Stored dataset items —
● ● ● ● ●

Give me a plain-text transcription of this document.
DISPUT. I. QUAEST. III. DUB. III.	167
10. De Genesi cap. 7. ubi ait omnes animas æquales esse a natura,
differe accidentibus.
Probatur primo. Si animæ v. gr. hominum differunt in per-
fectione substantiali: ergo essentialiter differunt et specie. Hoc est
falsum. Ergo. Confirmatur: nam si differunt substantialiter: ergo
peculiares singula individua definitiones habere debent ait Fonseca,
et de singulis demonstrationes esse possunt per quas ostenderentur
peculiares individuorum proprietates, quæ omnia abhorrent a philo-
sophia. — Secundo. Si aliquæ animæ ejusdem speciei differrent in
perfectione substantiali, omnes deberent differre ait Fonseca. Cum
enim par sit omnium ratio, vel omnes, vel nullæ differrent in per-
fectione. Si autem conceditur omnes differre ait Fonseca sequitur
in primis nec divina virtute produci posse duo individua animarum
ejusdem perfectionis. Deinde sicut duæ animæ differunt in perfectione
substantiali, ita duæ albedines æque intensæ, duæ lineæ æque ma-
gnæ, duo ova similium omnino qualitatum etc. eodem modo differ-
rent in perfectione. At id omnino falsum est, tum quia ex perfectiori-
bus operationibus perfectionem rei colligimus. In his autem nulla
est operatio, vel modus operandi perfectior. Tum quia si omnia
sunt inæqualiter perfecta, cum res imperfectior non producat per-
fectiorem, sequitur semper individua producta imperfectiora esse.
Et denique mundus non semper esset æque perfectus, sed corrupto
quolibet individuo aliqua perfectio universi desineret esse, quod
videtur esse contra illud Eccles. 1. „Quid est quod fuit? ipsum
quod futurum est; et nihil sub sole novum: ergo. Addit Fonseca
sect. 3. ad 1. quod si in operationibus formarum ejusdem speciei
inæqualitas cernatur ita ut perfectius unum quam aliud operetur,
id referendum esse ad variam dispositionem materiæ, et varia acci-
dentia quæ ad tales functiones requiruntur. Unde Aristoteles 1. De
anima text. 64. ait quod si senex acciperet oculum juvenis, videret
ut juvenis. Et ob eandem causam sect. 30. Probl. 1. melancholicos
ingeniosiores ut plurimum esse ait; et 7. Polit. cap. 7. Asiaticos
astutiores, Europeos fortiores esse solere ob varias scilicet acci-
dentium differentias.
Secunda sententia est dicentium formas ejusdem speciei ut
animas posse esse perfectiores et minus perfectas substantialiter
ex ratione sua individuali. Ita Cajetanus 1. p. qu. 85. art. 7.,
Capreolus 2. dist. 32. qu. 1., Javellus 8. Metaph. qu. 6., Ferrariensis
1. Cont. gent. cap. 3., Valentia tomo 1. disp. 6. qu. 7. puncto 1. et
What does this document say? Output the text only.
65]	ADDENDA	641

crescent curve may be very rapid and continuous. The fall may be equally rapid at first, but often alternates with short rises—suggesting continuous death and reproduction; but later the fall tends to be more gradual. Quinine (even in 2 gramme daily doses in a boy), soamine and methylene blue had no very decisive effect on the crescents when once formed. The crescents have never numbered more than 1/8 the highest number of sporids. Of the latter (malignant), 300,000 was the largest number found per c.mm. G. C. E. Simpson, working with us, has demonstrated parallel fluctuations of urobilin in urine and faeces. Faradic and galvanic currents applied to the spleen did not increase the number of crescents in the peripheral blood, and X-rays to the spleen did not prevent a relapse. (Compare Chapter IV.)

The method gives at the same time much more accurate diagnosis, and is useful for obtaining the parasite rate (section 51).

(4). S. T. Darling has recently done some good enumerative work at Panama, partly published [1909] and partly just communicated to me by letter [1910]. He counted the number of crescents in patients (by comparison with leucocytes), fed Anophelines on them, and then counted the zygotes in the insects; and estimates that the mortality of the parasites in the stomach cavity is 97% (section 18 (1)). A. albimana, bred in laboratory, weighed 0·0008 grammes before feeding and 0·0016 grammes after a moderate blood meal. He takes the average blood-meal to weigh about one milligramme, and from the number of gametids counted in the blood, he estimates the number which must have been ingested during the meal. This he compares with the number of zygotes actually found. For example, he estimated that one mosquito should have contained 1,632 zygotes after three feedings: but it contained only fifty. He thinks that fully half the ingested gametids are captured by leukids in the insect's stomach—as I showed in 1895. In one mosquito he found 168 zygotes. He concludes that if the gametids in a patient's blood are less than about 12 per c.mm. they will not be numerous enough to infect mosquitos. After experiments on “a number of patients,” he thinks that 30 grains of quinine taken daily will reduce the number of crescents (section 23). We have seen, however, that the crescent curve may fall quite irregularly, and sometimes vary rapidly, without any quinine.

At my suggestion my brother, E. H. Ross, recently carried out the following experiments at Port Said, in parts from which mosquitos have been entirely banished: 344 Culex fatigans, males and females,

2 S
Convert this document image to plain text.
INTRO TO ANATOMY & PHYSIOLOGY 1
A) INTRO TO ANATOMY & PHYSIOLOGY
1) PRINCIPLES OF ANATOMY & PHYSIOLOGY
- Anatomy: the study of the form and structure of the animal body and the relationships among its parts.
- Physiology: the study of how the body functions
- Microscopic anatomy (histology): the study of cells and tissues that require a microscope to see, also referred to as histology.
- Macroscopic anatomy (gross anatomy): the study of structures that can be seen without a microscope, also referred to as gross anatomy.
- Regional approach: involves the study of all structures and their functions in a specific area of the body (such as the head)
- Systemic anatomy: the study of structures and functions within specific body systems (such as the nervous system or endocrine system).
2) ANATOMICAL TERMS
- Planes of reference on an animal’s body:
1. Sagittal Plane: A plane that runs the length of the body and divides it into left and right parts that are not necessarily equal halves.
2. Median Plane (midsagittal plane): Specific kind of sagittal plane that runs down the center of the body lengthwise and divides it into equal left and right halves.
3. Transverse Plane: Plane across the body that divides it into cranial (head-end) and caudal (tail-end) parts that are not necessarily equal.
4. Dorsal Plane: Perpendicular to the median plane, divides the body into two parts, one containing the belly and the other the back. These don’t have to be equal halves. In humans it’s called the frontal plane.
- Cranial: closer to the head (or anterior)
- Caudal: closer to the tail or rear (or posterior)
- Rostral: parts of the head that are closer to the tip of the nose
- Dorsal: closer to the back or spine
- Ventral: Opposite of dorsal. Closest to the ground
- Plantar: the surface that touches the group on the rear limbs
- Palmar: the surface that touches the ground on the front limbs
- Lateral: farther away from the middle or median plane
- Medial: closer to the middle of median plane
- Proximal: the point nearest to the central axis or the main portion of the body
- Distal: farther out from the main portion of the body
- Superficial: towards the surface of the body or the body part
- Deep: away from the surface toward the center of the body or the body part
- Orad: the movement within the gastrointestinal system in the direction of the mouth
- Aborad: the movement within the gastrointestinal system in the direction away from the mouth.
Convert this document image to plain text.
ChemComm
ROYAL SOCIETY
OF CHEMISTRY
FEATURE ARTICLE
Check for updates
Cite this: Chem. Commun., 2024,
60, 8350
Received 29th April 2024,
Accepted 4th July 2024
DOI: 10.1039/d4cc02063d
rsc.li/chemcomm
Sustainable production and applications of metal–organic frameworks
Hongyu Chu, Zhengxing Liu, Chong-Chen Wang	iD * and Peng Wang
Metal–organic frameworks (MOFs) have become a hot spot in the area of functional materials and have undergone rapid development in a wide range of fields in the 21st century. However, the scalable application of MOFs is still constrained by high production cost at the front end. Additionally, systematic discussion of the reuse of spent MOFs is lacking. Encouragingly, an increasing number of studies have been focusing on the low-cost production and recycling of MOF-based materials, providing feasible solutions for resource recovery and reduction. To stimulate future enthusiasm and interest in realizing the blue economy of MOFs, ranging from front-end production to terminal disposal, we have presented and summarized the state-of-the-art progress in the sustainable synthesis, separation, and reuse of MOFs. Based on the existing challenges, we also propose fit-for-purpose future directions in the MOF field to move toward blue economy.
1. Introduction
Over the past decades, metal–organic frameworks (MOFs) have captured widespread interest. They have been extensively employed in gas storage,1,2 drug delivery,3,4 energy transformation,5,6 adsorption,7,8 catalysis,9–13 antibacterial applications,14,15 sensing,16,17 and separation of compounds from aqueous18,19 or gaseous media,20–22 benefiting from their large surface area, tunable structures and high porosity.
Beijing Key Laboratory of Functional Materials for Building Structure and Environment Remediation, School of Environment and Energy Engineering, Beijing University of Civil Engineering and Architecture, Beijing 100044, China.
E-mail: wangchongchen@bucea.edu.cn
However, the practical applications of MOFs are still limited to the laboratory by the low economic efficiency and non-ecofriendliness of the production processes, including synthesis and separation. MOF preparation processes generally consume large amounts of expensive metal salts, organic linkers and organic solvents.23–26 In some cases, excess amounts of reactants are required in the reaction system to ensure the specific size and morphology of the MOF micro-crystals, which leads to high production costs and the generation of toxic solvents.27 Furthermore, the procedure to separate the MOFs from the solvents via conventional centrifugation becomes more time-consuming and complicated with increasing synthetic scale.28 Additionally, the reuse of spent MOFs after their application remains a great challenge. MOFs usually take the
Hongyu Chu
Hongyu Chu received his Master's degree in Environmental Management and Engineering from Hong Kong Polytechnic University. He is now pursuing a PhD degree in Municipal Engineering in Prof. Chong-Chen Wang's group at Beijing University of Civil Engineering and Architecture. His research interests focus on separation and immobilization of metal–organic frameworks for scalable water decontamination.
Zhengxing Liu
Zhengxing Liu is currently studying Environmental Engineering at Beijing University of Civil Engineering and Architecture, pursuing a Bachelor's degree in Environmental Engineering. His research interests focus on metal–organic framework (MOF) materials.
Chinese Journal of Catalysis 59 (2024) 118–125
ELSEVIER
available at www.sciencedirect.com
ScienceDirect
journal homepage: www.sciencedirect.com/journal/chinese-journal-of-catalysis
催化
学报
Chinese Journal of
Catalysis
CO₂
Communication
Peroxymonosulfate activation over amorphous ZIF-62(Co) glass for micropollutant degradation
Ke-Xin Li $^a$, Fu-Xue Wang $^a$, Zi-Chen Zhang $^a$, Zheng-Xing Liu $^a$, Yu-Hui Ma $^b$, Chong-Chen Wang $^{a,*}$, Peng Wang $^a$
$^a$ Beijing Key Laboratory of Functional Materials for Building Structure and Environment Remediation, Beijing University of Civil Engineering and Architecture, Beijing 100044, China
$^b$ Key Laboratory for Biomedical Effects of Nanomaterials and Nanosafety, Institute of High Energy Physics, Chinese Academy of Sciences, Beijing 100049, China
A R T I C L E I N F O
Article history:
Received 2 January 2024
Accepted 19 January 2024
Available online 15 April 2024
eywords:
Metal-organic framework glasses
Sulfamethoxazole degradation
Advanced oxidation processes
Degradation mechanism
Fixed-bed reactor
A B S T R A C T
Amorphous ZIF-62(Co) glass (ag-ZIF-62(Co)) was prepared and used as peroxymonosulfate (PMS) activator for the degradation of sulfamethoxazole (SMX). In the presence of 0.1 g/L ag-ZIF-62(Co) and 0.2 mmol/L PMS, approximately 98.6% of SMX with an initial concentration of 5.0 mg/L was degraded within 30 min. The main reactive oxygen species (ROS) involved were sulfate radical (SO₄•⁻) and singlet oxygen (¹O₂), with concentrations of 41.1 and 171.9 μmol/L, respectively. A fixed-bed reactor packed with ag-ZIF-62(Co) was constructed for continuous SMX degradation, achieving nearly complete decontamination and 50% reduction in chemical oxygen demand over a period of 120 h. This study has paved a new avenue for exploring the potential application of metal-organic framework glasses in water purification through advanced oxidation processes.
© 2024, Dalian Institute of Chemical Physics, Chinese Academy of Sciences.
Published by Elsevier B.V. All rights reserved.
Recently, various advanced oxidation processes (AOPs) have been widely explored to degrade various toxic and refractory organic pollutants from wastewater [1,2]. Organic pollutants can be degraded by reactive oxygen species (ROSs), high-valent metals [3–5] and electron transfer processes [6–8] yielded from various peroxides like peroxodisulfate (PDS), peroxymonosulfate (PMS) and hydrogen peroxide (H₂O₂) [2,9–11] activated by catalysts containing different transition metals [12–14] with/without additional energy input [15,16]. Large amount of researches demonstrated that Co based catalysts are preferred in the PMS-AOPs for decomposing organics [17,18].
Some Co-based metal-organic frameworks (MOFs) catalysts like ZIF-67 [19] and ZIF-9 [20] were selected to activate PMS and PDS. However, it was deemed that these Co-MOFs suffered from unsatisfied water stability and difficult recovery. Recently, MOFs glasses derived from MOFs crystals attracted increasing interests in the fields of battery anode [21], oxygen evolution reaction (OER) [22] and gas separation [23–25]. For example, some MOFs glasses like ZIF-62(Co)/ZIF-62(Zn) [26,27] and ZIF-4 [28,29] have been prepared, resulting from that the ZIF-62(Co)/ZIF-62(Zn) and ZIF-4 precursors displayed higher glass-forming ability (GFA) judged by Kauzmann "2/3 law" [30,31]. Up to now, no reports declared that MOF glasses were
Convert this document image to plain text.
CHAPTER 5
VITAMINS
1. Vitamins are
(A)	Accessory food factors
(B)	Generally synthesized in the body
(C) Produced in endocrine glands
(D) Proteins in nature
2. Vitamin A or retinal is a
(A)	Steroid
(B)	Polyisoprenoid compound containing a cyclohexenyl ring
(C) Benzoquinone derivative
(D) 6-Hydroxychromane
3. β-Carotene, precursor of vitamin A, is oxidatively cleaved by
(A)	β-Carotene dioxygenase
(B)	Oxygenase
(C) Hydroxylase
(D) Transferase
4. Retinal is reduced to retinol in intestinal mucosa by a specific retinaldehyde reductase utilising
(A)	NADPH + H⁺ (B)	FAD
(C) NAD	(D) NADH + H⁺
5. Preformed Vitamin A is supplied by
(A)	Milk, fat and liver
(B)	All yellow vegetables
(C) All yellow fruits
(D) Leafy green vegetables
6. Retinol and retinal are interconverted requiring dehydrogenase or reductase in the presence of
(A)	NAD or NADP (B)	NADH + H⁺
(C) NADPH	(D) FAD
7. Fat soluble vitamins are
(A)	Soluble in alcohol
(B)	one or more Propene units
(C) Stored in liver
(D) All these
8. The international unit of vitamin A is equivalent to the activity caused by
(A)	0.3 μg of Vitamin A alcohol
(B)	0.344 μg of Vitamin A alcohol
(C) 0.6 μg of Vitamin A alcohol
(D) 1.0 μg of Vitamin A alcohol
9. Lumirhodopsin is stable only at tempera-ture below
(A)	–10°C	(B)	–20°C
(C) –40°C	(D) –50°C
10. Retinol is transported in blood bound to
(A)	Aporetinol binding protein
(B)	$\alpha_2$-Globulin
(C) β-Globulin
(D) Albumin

● ● ● ● ●

ASSIGNMENT — On how many lines of the data does the word "mouth" appear? Reply with the number alone.

WRITTEN RESPONSE — 2